→ THE EXERCISE
Copy every one of the entries below word for word, keeping each line unchanged.

Element and coordinate entries
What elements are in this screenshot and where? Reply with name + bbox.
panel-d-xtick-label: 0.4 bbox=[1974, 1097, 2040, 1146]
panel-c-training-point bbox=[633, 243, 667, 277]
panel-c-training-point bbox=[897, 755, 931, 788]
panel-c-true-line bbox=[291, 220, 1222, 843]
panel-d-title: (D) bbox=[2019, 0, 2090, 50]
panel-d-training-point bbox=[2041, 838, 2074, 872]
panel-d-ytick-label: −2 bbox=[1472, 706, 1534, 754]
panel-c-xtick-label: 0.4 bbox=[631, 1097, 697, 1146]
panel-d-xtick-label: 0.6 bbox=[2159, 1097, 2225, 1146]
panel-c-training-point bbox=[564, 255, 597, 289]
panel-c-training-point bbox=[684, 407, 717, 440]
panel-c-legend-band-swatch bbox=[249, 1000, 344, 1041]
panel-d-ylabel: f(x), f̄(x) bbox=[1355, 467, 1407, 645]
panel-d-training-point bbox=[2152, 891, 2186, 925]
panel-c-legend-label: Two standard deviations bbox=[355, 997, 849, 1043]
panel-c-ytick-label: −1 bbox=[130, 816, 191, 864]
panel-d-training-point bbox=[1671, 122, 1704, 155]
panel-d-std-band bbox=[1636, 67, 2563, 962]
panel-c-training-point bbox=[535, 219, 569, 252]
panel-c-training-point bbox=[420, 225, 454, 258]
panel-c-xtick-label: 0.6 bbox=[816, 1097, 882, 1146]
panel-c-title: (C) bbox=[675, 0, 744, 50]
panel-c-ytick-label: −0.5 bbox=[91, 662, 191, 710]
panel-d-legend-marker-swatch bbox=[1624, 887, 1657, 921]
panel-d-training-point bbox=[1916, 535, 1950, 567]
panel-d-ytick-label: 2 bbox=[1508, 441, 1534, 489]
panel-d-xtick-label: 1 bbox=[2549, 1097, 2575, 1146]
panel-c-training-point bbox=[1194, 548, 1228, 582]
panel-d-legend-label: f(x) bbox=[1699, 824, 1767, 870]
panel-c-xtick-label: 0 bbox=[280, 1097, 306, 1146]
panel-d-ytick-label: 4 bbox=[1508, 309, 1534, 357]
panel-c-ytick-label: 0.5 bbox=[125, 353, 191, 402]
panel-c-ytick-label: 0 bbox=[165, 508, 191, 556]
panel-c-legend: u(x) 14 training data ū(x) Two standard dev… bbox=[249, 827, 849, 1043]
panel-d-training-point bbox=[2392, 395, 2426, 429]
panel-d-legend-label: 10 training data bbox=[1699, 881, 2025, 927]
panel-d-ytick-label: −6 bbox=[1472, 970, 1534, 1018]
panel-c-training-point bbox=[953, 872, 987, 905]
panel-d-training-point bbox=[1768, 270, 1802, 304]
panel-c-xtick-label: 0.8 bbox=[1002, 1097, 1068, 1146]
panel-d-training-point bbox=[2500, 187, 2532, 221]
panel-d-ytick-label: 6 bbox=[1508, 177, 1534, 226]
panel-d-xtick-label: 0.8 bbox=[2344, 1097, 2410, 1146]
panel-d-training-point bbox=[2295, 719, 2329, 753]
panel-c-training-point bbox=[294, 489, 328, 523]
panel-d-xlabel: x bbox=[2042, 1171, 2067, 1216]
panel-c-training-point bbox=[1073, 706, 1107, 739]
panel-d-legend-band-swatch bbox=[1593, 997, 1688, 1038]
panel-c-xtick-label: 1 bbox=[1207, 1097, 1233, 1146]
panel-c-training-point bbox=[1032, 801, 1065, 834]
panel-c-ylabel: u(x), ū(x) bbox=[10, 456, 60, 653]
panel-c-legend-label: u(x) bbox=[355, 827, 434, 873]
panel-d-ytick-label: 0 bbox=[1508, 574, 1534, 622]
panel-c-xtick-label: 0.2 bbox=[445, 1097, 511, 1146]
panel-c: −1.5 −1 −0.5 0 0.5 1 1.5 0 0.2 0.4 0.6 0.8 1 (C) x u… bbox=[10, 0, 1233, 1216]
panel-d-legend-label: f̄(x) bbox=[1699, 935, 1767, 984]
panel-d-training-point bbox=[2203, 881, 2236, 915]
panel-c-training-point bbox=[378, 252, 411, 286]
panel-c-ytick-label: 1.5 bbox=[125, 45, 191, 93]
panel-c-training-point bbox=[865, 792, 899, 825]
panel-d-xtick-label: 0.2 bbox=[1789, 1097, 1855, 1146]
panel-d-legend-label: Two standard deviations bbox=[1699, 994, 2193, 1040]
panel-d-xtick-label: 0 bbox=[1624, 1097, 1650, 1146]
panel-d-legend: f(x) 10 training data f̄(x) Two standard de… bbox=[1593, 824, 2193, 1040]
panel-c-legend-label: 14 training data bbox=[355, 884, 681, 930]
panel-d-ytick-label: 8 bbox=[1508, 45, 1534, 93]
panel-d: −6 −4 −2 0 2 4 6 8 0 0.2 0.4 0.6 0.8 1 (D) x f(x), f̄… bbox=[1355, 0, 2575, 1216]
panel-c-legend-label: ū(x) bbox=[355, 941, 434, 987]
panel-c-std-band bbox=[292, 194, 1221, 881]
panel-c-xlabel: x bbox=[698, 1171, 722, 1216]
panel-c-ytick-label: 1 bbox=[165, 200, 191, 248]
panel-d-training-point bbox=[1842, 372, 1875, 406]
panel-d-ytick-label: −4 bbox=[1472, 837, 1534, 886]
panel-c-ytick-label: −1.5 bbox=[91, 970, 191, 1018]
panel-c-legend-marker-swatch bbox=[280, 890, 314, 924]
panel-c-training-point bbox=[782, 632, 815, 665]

→ IN RESPONSE
What elements are in this screenshot and where? Reply with name + bbox.
panel-d-xtick-label: 0.4 bbox=[1974, 1097, 2040, 1146]
panel-c-training-point bbox=[633, 243, 667, 277]
panel-c-training-point bbox=[897, 755, 931, 788]
panel-c-true-line bbox=[291, 220, 1222, 843]
panel-d-title: (D) bbox=[2019, 0, 2090, 50]
panel-d-training-point bbox=[2041, 838, 2074, 872]
panel-d-ytick-label: −2 bbox=[1472, 706, 1534, 754]
panel-c-xtick-label: 0.4 bbox=[631, 1097, 697, 1146]
panel-d-xtick-label: 0.6 bbox=[2159, 1097, 2225, 1146]
panel-c-training-point bbox=[564, 255, 597, 289]
panel-c-training-point bbox=[684, 407, 717, 440]
panel-c-legend-band-swatch bbox=[249, 1000, 344, 1041]
panel-d-ylabel: f(x), f̄(x) bbox=[1355, 467, 1407, 645]
panel-d-training-point bbox=[2152, 891, 2186, 925]
panel-c-legend-label: Two standard deviations bbox=[355, 997, 849, 1043]
panel-c-ytick-label: −1 bbox=[130, 816, 191, 864]
panel-d-training-point bbox=[1671, 122, 1704, 155]
panel-d-std-band bbox=[1636, 67, 2563, 962]
panel-c-training-point bbox=[535, 219, 569, 252]
panel-c-training-point bbox=[420, 225, 454, 258]
panel-c-xtick-label: 0.6 bbox=[816, 1097, 882, 1146]
panel-c-title: (C) bbox=[675, 0, 744, 50]
panel-c-ytick-label: −0.5 bbox=[91, 662, 191, 710]
panel-d-legend-marker-swatch bbox=[1624, 887, 1657, 921]
panel-d-training-point bbox=[1916, 535, 1950, 567]
panel-d-ytick-label: 2 bbox=[1508, 441, 1534, 489]
panel-d-xtick-label: 1 bbox=[2549, 1097, 2575, 1146]
panel-c-training-point bbox=[1194, 548, 1228, 582]
panel-d-legend-label: f(x) bbox=[1699, 824, 1767, 870]
panel-c-xtick-label: 0 bbox=[280, 1097, 306, 1146]
panel-d-ytick-label: 4 bbox=[1508, 309, 1534, 357]
panel-c-ytick-label: 0.5 bbox=[125, 353, 191, 402]
panel-c-ytick-label: 0 bbox=[165, 508, 191, 556]
panel-c-legend: u(x) 14 training data ū(x) Two standard dev… bbox=[249, 827, 849, 1043]
panel-d-training-point bbox=[2392, 395, 2426, 429]
panel-d-legend-label: 10 training data bbox=[1699, 881, 2025, 927]
panel-d-ytick-label: −6 bbox=[1472, 970, 1534, 1018]
panel-c-training-point bbox=[953, 872, 987, 905]
panel-d-training-point bbox=[1768, 270, 1802, 304]
panel-c-xtick-label: 0.8 bbox=[1002, 1097, 1068, 1146]
panel-d-training-point bbox=[2500, 187, 2532, 221]
panel-d-ytick-label: 6 bbox=[1508, 177, 1534, 226]
panel-d-xtick-label: 0.8 bbox=[2344, 1097, 2410, 1146]
panel-d-training-point bbox=[2295, 719, 2329, 753]
panel-c-training-point bbox=[294, 489, 328, 523]
panel-d-xlabel: x bbox=[2042, 1171, 2067, 1216]
panel-c-training-point bbox=[1073, 706, 1107, 739]
panel-d-legend-band-swatch bbox=[1593, 997, 1688, 1038]
panel-c-xtick-label: 1 bbox=[1207, 1097, 1233, 1146]
panel-c-training-point bbox=[1032, 801, 1065, 834]
panel-c-ylabel: u(x), ū(x) bbox=[10, 456, 60, 653]
panel-c-legend-label: u(x) bbox=[355, 827, 434, 873]
panel-d-ytick-label: 0 bbox=[1508, 574, 1534, 622]
panel-c-xtick-label: 0.2 bbox=[445, 1097, 511, 1146]
panel-c: −1.5 −1 −0.5 0 0.5 1 1.5 0 0.2 0.4 0.6 0.8 1 (C) x u… bbox=[10, 0, 1233, 1216]
panel-d-legend-label: f̄(x) bbox=[1699, 935, 1767, 984]
panel-d-training-point bbox=[2203, 881, 2236, 915]
panel-c-training-point bbox=[378, 252, 411, 286]
panel-c-ytick-label: 1.5 bbox=[125, 45, 191, 93]
panel-c-training-point bbox=[865, 792, 899, 825]
panel-d-xtick-label: 0.2 bbox=[1789, 1097, 1855, 1146]
panel-d-legend-label: Two standard deviations bbox=[1699, 994, 2193, 1040]
panel-d-xtick-label: 0 bbox=[1624, 1097, 1650, 1146]
panel-d-legend: f(x) 10 training data f̄(x) Two standard de… bbox=[1593, 824, 2193, 1040]
panel-c-legend-label: 14 training data bbox=[355, 884, 681, 930]
panel-d-ytick-label: 8 bbox=[1508, 45, 1534, 93]
panel-d: −6 −4 −2 0 2 4 6 8 0 0.2 0.4 0.6 0.8 1 (D) x f(x), f̄… bbox=[1355, 0, 2575, 1216]
panel-c-legend-label: ū(x) bbox=[355, 941, 434, 987]
panel-c-std-band bbox=[292, 194, 1221, 881]
panel-c-xlabel: x bbox=[698, 1171, 722, 1216]
panel-c-ytick-label: 1 bbox=[165, 200, 191, 248]
panel-d-training-point bbox=[1842, 372, 1875, 406]
panel-d-ytick-label: −4 bbox=[1472, 837, 1534, 886]
panel-c-ytick-label: −1.5 bbox=[91, 970, 191, 1018]
panel-c-legend-marker-swatch bbox=[280, 890, 314, 924]
panel-c-training-point bbox=[782, 632, 815, 665]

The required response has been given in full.